• **GIVEN INSTRUCTION**
Lines containing the word "this" should be extracted in full.

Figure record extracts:
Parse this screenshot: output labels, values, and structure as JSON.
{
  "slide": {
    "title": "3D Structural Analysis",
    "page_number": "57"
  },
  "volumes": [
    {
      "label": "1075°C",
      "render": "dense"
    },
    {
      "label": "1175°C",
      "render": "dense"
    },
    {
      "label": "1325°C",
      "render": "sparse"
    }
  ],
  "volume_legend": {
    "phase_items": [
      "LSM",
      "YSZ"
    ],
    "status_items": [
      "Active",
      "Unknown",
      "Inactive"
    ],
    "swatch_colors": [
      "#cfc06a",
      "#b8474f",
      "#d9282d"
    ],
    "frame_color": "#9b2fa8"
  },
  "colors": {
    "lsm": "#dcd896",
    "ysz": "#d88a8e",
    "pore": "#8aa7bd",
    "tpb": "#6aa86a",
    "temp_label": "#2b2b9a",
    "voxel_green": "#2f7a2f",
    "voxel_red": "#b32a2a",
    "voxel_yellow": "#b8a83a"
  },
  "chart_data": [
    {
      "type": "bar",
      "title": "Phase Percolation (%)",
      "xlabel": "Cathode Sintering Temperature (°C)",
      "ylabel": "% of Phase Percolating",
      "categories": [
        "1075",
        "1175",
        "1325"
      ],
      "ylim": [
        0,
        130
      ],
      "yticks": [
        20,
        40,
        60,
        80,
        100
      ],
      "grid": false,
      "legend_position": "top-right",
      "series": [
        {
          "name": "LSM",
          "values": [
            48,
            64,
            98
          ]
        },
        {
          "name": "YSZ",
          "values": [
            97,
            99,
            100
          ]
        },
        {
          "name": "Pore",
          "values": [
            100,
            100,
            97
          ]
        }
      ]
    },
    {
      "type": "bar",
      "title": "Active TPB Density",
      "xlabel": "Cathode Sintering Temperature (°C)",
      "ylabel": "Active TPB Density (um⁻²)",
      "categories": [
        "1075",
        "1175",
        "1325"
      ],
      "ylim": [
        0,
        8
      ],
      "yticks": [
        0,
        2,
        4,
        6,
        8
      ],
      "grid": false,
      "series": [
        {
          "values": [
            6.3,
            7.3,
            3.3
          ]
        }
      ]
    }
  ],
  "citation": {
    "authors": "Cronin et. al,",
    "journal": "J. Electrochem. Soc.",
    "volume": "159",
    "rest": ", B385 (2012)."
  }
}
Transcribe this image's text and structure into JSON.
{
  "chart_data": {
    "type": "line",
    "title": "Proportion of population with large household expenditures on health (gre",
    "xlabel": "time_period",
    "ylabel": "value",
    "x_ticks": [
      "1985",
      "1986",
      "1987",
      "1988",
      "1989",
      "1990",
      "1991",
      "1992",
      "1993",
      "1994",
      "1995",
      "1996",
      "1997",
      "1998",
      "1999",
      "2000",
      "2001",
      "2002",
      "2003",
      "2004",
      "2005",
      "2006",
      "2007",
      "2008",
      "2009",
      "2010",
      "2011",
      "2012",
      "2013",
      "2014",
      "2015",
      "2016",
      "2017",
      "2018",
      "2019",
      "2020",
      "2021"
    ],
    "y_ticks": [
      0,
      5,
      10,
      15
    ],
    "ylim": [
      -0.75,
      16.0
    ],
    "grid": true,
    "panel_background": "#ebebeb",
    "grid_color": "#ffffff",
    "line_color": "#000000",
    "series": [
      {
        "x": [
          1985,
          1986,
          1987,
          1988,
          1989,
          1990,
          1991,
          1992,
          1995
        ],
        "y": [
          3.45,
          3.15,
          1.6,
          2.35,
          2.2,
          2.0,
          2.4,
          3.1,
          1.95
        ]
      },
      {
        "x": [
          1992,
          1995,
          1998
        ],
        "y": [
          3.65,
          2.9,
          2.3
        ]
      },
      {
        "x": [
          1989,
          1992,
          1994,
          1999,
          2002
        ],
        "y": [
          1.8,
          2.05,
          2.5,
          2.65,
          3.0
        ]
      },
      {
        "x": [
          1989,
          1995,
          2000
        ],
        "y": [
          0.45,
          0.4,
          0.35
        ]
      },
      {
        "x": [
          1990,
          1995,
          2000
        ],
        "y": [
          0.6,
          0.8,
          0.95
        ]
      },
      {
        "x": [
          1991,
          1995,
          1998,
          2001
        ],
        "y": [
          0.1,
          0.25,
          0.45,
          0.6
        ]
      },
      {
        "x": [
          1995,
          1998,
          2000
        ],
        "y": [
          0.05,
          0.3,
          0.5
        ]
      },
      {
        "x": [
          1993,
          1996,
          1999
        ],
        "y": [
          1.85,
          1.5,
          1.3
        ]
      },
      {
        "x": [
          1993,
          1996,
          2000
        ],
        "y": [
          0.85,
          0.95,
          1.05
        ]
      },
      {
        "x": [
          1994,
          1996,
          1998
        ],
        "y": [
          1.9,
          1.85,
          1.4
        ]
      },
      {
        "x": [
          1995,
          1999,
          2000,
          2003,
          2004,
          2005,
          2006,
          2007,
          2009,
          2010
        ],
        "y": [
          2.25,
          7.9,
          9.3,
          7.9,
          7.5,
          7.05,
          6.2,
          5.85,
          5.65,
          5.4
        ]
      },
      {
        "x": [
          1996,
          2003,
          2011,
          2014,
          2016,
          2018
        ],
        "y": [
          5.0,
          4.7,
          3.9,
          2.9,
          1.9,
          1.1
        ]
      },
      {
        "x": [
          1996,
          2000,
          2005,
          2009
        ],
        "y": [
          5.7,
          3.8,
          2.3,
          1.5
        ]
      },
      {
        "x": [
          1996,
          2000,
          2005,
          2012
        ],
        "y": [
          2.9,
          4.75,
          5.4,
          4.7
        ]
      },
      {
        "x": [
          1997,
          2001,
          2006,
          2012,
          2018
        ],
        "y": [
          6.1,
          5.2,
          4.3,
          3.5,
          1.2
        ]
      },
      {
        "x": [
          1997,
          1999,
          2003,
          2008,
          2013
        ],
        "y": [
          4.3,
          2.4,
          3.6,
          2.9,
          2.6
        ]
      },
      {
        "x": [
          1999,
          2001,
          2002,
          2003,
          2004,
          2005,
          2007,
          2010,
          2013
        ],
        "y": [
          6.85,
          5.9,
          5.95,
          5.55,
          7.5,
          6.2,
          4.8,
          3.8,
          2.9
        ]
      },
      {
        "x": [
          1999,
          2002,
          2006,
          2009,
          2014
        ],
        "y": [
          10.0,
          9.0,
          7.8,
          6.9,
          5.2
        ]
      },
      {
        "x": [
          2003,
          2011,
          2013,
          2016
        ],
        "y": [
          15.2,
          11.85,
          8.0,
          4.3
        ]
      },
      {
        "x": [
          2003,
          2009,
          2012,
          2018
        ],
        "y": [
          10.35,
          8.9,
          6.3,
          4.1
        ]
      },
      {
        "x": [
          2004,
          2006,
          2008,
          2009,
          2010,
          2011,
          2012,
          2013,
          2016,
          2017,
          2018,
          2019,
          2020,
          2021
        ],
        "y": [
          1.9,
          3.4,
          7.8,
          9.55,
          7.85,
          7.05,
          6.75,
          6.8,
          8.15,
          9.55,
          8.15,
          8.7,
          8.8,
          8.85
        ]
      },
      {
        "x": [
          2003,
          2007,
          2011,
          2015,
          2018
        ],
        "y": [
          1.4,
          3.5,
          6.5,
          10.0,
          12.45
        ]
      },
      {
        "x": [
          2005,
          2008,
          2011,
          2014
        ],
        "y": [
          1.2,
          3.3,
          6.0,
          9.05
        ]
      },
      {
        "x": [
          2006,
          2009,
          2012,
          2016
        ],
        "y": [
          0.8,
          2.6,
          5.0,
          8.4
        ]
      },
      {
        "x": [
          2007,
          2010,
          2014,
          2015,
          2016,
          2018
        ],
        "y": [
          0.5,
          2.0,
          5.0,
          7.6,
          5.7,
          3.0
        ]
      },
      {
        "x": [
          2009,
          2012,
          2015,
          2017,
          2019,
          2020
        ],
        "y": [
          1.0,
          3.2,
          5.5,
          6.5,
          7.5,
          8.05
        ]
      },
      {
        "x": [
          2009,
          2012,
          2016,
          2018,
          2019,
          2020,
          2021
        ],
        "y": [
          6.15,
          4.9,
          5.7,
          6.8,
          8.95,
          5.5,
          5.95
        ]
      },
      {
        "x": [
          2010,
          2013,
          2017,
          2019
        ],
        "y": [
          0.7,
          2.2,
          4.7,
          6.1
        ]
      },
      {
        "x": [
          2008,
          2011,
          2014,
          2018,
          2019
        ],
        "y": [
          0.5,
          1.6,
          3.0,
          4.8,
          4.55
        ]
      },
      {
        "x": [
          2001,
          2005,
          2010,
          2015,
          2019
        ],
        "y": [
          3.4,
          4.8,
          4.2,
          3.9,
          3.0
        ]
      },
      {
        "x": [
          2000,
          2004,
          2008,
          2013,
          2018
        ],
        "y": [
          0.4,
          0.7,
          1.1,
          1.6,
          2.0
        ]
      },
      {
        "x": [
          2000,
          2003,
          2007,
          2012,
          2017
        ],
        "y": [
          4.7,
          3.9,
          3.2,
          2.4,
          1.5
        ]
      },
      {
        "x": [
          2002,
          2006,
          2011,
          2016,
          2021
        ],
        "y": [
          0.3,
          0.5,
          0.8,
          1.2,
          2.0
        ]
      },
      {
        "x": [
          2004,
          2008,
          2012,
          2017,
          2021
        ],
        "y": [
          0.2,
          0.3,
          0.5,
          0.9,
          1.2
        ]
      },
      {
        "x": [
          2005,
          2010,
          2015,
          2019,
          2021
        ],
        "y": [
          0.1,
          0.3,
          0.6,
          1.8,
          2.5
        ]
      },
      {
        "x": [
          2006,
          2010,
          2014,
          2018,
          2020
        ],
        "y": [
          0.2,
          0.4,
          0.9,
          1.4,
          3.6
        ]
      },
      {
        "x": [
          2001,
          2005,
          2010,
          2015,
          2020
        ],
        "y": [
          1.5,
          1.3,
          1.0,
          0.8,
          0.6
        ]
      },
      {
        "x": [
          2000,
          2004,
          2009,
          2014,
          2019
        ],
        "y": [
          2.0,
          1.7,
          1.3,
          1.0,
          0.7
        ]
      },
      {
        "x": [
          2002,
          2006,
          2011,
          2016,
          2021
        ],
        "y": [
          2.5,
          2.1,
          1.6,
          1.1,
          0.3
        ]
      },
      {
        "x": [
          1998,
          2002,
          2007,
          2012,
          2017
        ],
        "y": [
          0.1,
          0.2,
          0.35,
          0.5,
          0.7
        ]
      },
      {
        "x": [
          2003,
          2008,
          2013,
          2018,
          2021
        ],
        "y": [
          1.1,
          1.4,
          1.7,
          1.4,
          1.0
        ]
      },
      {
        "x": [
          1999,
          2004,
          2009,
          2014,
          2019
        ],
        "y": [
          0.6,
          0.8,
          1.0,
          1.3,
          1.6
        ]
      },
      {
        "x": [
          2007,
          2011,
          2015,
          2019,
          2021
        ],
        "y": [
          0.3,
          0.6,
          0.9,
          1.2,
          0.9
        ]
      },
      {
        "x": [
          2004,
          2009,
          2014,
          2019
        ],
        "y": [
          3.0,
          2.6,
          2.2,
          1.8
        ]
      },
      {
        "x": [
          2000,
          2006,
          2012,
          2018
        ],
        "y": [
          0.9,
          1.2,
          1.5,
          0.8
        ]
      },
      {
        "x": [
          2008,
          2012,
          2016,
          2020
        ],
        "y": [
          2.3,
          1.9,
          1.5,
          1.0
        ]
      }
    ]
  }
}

• **THE OUTPUT**
Parse this screenshot: output labels, values, and structure as JSON.
Transcribe this image's text and structure into JSON.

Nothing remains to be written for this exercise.